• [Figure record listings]
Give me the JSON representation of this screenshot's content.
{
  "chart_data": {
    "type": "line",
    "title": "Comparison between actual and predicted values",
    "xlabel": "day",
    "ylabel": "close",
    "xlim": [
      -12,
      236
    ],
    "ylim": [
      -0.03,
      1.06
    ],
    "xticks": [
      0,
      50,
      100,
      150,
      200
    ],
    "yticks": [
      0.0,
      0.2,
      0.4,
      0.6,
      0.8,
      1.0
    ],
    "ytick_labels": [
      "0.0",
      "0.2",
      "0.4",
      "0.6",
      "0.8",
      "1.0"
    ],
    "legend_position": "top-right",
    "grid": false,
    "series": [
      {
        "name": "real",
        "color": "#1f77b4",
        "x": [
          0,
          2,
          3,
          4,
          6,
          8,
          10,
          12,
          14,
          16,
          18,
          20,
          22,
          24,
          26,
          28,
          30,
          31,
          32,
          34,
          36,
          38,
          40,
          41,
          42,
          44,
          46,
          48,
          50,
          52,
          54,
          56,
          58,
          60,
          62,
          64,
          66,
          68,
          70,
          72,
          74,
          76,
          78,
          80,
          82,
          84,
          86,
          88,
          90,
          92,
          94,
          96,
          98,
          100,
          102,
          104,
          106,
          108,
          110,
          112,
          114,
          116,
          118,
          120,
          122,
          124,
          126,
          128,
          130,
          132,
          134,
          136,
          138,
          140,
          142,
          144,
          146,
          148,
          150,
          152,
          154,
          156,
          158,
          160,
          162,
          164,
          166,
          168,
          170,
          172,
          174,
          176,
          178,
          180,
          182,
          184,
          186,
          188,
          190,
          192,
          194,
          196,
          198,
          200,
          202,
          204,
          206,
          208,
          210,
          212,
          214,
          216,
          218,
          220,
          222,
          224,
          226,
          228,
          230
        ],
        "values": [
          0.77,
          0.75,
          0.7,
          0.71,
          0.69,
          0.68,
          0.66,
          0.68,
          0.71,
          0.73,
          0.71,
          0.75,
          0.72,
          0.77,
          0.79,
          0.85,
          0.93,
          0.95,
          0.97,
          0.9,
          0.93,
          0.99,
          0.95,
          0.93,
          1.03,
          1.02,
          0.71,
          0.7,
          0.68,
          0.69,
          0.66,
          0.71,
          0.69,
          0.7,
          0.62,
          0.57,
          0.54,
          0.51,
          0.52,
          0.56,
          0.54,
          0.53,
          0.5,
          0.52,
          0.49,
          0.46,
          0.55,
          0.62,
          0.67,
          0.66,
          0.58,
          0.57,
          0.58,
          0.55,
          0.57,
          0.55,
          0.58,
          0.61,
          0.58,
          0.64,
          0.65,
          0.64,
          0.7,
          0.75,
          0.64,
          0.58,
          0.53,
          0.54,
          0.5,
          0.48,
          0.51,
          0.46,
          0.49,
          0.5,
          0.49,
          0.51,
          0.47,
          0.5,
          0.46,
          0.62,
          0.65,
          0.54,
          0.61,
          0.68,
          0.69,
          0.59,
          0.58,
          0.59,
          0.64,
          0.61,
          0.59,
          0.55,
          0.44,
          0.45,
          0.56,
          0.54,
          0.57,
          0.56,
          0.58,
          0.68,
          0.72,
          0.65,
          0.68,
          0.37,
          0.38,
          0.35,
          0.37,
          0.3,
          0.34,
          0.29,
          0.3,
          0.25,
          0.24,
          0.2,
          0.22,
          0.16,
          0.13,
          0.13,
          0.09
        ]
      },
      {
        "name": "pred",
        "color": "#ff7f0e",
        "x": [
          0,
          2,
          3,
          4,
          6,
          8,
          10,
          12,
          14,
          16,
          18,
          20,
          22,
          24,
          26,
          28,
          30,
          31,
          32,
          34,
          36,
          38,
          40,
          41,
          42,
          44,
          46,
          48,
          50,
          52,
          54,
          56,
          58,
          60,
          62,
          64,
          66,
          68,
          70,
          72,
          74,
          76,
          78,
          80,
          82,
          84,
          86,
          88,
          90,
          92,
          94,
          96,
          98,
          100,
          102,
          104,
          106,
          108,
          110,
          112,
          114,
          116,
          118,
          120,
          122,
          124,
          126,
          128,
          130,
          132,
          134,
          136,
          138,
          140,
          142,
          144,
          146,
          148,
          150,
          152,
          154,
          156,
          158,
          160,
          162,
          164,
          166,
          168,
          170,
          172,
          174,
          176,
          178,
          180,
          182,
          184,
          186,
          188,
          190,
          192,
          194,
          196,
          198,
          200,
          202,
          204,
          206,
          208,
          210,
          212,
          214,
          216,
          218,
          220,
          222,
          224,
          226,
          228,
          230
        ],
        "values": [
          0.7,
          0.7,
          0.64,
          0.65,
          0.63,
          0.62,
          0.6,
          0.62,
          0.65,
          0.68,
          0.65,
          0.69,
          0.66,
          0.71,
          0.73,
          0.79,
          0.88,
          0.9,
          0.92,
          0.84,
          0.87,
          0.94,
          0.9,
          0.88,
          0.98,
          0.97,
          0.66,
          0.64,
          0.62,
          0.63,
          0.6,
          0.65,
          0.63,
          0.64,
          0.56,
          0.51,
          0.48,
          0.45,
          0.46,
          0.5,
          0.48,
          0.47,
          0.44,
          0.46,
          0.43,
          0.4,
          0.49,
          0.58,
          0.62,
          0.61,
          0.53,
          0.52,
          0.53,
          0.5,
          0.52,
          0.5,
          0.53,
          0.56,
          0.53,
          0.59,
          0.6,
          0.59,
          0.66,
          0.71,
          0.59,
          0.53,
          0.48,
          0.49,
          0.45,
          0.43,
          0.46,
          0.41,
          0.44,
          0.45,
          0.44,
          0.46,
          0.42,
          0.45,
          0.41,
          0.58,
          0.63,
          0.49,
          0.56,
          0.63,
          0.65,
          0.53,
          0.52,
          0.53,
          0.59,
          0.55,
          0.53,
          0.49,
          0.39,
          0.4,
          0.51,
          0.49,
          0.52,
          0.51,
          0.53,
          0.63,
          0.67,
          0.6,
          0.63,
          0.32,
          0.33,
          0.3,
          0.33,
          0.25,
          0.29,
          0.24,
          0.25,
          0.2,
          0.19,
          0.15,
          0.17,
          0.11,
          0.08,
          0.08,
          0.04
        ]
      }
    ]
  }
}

• [Problem details]
Every record above must be duplicated exactly.

• [Response to the task]
Give me the JSON representation of this screenshot's content.
{
  "chart_data": {
    "type": "line",
    "title": "Comparison between actual and predicted values",
    "xlabel": "day",
    "ylabel": "close",
    "xlim": [
      -12,
      236
    ],
    "ylim": [
      -0.03,
      1.06
    ],
    "xticks": [
      0,
      50,
      100,
      150,
      200
    ],
    "yticks": [
      0.0,
      0.2,
      0.4,
      0.6,
      0.8,
      1.0
    ],
    "ytick_labels": [
      "0.0",
      "0.2",
      "0.4",
      "0.6",
      "0.8",
      "1.0"
    ],
    "legend_position": "top-right",
    "grid": false,
    "series": [
      {
        "name": "real",
        "color": "#1f77b4",
        "x": [
          0,
          2,
          3,
          4,
          6,
          8,
          10,
          12,
          14,
          16,
          18,
          20,
          22,
          24,
          26,
          28,
          30,
          31,
          32,
          34,
          36,
          38,
          40,
          41,
          42,
          44,
          46,
          48,
          50,
          52,
          54,
          56,
          58,
          60,
          62,
          64,
          66,
          68,
          70,
          72,
          74,
          76,
          78,
          80,
          82,
          84,
          86,
          88,
          90,
          92,
          94,
          96,
          98,
          100,
          102,
          104,
          106,
          108,
          110,
          112,
          114,
          116,
          118,
          120,
          122,
          124,
          126,
          128,
          130,
          132,
          134,
          136,
          138,
          140,
          142,
          144,
          146,
          148,
          150,
          152,
          154,
          156,
          158,
          160,
          162,
          164,
          166,
          168,
          170,
          172,
          174,
          176,
          178,
          180,
          182,
          184,
          186,
          188,
          190,
          192,
          194,
          196,
          198,
          200,
          202,
          204,
          206,
          208,
          210,
          212,
          214,
          216,
          218,
          220,
          222,
          224,
          226,
          228,
          230
        ],
        "values": [
          0.77,
          0.75,
          0.7,
          0.71,
          0.69,
          0.68,
          0.66,
          0.68,
          0.71,
          0.73,
          0.71,
          0.75,
          0.72,
          0.77,
          0.79,
          0.85,
          0.93,
          0.95,
          0.97,
          0.9,
          0.93,
          0.99,
          0.95,
          0.93,
          1.03,
          1.02,
          0.71,
          0.7,
          0.68,
          0.69,
          0.66,
          0.71,
          0.69,
          0.7,
          0.62,
          0.57,
          0.54,
          0.51,
          0.52,
          0.56,
          0.54,
          0.53,
          0.5,
          0.52,
          0.49,
          0.46,
          0.55,
          0.62,
          0.67,
          0.66,
          0.58,
          0.57,
          0.58,
          0.55,
          0.57,
          0.55,
          0.58,
          0.61,
          0.58,
          0.64,
          0.65,
          0.64,
          0.7,
          0.75,
          0.64,
          0.58,
          0.53,
          0.54,
          0.5,
          0.48,
          0.51,
          0.46,
          0.49,
          0.5,
          0.49,
          0.51,
          0.47,
          0.5,
          0.46,
          0.62,
          0.65,
          0.54,
          0.61,
          0.68,
          0.69,
          0.59,
          0.58,
          0.59,
          0.64,
          0.61,
          0.59,
          0.55,
          0.44,
          0.45,
          0.56,
          0.54,
          0.57,
          0.56,
          0.58,
          0.68,
          0.72,
          0.65,
          0.68,
          0.37,
          0.38,
          0.35,
          0.37,
          0.3,
          0.34,
          0.29,
          0.3,
          0.25,
          0.24,
          0.2,
          0.22,
          0.16,
          0.13,
          0.13,
          0.09
        ]
      },
      {
        "name": "pred",
        "color": "#ff7f0e",
        "x": [
          0,
          2,
          3,
          4,
          6,
          8,
          10,
          12,
          14,
          16,
          18,
          20,
          22,
          24,
          26,
          28,
          30,
          31,
          32,
          34,
          36,
          38,
          40,
          41,
          42,
          44,
          46,
          48,
          50,
          52,
          54,
          56,
          58,
          60,
          62,
          64,
          66,
          68,
          70,
          72,
          74,
          76,
          78,
          80,
          82,
          84,
          86,
          88,
          90,
          92,
          94,
          96,
          98,
          100,
          102,
          104,
          106,
          108,
          110,
          112,
          114,
          116,
          118,
          120,
          122,
          124,
          126,
          128,
          130,
          132,
          134,
          136,
          138,
          140,
          142,
          144,
          146,
          148,
          150,
          152,
          154,
          156,
          158,
          160,
          162,
          164,
          166,
          168,
          170,
          172,
          174,
          176,
          178,
          180,
          182,
          184,
          186,
          188,
          190,
          192,
          194,
          196,
          198,
          200,
          202,
          204,
          206,
          208,
          210,
          212,
          214,
          216,
          218,
          220,
          222,
          224,
          226,
          228,
          230
        ],
        "values": [
          0.7,
          0.7,
          0.64,
          0.65,
          0.63,
          0.62,
          0.6,
          0.62,
          0.65,
          0.68,
          0.65,
          0.69,
          0.66,
          0.71,
          0.73,
          0.79,
          0.88,
          0.9,
          0.92,
          0.84,
          0.87,
          0.94,
          0.9,
          0.88,
          0.98,
          0.97,
          0.66,
          0.64,
          0.62,
          0.63,
          0.6,
          0.65,
          0.63,
          0.64,
          0.56,
          0.51,
          0.48,
          0.45,
          0.46,
          0.5,
          0.48,
          0.47,
          0.44,
          0.46,
          0.43,
          0.4,
          0.49,
          0.58,
          0.62,
          0.61,
          0.53,
          0.52,
          0.53,
          0.5,
          0.52,
          0.5,
          0.53,
          0.56,
          0.53,
          0.59,
          0.6,
          0.59,
          0.66,
          0.71,
          0.59,
          0.53,
          0.48,
          0.49,
          0.45,
          0.43,
          0.46,
          0.41,
          0.44,
          0.45,
          0.44,
          0.46,
          0.42,
          0.45,
          0.41,
          0.58,
          0.63,
          0.49,
          0.56,
          0.63,
          0.65,
          0.53,
          0.52,
          0.53,
          0.59,
          0.55,
          0.53,
          0.49,
          0.39,
          0.4,
          0.51,
          0.49,
          0.52,
          0.51,
          0.53,
          0.63,
          0.67,
          0.6,
          0.63,
          0.32,
          0.33,
          0.3,
          0.33,
          0.25,
          0.29,
          0.24,
          0.25,
          0.2,
          0.19,
          0.15,
          0.17,
          0.11,
          0.08,
          0.08,
          0.04
        ]
      }
    ]
  }
}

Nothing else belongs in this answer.